## Task brief:
Report how many lines below contain the word "Create". Give only the number.
# start of Supplied information
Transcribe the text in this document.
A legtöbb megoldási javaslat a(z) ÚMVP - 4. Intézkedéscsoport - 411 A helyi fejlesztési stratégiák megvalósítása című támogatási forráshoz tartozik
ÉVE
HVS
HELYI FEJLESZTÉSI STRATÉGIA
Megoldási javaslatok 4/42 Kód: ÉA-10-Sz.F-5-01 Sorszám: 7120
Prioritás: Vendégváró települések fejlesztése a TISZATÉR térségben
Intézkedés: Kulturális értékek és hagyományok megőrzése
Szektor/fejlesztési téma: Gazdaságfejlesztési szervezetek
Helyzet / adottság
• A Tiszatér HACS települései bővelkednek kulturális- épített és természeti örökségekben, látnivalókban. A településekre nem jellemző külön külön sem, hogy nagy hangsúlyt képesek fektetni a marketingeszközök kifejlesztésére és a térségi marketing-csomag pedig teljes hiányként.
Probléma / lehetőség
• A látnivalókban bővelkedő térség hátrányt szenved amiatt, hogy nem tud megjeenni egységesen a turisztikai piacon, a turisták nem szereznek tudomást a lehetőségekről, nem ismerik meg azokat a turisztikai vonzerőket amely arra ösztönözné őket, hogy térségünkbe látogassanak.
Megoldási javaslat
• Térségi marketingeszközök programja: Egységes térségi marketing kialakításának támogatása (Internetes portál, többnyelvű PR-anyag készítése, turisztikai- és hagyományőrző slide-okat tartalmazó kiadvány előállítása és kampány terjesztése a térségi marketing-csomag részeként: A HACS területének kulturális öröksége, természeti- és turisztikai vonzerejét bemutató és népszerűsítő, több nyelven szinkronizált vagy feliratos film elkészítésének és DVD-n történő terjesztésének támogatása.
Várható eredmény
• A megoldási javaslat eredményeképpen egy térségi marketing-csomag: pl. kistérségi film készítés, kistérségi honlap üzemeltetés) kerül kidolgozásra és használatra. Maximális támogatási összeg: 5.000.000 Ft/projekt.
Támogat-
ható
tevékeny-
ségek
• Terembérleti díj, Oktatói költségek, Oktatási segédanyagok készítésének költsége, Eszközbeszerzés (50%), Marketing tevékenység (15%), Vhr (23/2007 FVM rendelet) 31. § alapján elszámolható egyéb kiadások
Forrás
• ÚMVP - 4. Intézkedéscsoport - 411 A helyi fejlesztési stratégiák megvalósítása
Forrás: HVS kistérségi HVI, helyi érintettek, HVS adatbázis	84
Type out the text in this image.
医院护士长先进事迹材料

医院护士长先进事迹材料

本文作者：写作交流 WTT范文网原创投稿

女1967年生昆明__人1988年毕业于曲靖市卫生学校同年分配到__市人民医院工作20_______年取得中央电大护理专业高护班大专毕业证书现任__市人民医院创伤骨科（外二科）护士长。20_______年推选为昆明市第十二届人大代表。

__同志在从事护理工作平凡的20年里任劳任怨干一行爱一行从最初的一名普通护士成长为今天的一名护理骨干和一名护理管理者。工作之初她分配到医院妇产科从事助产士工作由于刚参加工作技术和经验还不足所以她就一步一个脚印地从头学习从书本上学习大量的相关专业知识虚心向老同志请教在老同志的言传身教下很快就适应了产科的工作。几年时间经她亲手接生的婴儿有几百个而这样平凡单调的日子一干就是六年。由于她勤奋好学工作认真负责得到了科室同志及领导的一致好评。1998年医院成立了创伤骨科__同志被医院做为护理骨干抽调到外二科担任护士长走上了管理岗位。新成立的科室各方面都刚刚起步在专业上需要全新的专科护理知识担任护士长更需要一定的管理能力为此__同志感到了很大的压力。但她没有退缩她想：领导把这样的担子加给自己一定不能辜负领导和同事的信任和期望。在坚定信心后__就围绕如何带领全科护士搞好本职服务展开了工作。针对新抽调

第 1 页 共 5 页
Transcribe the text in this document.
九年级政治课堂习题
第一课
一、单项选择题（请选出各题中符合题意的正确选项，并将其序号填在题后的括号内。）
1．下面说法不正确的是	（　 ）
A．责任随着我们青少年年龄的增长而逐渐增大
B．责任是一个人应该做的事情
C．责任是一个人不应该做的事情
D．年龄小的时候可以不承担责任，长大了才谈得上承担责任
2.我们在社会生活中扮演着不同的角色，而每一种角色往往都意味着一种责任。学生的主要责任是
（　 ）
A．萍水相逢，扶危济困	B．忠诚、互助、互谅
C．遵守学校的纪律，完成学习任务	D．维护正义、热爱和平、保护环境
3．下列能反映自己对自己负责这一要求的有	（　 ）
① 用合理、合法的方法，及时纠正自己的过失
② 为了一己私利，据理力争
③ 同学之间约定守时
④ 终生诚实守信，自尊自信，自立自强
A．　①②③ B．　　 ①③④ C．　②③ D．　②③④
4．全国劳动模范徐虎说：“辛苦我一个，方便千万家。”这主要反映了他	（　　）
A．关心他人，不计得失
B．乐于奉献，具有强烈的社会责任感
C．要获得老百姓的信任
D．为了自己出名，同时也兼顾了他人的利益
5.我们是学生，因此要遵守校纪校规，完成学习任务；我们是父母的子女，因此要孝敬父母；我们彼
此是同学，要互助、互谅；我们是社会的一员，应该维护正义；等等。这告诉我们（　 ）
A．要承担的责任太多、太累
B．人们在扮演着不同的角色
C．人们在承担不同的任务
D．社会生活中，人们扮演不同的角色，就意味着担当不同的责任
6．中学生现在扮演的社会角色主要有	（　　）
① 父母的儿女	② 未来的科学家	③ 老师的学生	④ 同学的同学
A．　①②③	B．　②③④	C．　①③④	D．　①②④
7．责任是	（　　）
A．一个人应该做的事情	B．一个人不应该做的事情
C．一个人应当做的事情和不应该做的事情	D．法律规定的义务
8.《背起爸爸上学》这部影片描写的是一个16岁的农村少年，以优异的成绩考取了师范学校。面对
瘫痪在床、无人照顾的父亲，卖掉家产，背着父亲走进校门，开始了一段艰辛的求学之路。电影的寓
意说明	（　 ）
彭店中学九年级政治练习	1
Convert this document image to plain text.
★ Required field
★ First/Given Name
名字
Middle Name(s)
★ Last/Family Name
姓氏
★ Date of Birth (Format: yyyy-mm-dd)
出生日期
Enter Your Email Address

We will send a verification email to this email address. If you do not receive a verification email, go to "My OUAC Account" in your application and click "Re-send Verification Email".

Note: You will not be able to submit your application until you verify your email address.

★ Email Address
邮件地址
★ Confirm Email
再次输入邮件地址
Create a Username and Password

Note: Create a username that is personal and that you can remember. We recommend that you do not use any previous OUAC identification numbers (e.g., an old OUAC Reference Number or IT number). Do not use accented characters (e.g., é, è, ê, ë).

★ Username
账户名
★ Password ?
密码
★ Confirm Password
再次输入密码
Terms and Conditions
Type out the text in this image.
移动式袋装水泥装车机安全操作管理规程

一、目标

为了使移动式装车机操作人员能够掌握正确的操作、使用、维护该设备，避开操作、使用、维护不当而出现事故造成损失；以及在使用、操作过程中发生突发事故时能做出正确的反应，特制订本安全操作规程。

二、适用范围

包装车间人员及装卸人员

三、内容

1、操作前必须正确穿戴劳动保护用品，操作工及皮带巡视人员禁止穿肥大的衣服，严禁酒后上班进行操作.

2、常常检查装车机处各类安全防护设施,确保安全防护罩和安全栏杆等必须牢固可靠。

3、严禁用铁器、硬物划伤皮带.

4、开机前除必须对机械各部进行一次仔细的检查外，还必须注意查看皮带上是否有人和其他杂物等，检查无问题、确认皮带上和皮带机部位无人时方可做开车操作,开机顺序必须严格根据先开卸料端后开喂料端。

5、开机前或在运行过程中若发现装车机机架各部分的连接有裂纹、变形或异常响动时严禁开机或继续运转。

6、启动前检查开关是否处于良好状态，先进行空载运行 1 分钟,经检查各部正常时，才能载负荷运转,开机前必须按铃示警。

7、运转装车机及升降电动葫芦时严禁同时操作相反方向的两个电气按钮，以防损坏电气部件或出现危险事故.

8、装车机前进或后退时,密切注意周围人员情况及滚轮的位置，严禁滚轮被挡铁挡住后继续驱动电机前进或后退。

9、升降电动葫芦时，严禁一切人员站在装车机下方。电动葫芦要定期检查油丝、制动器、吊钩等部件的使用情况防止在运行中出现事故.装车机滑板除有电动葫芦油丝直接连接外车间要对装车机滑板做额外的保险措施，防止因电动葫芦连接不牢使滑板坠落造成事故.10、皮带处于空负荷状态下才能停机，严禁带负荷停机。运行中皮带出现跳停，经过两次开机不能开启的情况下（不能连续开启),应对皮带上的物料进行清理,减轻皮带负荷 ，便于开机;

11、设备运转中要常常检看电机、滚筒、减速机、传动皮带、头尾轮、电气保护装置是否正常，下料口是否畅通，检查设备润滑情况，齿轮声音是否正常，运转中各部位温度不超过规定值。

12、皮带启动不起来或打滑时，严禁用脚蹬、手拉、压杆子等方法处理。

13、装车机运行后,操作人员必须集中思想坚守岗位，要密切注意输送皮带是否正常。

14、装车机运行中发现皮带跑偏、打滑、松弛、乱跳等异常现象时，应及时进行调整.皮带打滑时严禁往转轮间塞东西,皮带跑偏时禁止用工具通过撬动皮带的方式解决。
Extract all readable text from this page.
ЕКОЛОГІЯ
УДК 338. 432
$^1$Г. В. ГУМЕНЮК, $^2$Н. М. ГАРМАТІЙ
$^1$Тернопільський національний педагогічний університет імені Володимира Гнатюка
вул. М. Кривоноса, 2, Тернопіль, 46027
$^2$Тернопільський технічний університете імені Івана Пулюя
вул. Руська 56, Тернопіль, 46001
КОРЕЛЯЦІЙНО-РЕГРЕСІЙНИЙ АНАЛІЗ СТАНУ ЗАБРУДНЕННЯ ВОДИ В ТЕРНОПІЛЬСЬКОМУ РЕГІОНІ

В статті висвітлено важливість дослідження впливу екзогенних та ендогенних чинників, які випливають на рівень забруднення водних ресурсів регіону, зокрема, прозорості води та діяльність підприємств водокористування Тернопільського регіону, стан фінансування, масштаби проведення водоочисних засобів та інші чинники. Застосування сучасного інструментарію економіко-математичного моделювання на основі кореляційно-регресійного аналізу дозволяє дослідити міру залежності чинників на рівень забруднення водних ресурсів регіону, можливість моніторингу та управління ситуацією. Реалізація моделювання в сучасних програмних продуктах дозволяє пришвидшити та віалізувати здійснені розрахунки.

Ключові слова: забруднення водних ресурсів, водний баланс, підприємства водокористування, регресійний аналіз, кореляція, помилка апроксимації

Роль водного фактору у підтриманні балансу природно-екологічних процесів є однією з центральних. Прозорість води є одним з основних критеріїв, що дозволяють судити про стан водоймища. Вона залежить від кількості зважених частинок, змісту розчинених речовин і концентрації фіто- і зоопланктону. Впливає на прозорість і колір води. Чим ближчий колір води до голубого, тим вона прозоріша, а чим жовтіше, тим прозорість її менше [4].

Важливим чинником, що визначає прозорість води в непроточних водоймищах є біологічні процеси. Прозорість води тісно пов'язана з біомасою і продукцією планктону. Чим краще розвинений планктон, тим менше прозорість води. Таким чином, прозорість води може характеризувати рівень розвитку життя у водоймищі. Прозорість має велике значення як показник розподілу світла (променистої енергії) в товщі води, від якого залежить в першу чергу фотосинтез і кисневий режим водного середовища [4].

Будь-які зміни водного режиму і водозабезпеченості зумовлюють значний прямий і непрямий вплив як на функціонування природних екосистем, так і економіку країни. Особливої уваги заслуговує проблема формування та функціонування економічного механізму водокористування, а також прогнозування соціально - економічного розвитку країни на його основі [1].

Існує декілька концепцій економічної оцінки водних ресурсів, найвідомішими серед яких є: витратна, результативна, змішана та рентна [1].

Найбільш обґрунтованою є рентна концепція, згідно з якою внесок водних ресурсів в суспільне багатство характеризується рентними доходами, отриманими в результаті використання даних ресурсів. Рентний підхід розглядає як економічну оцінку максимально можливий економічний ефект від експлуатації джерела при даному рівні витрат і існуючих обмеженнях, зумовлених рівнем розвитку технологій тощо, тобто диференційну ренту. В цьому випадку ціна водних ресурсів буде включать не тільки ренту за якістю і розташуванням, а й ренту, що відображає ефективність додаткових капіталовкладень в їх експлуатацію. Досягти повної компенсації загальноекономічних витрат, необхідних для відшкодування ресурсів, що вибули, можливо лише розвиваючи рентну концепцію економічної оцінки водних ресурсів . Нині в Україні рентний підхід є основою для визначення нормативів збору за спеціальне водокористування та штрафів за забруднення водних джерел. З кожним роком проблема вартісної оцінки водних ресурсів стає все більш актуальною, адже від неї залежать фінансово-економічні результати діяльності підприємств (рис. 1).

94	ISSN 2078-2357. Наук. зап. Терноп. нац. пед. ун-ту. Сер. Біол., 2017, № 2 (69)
# end of Supplied information
## Exercise answer:
2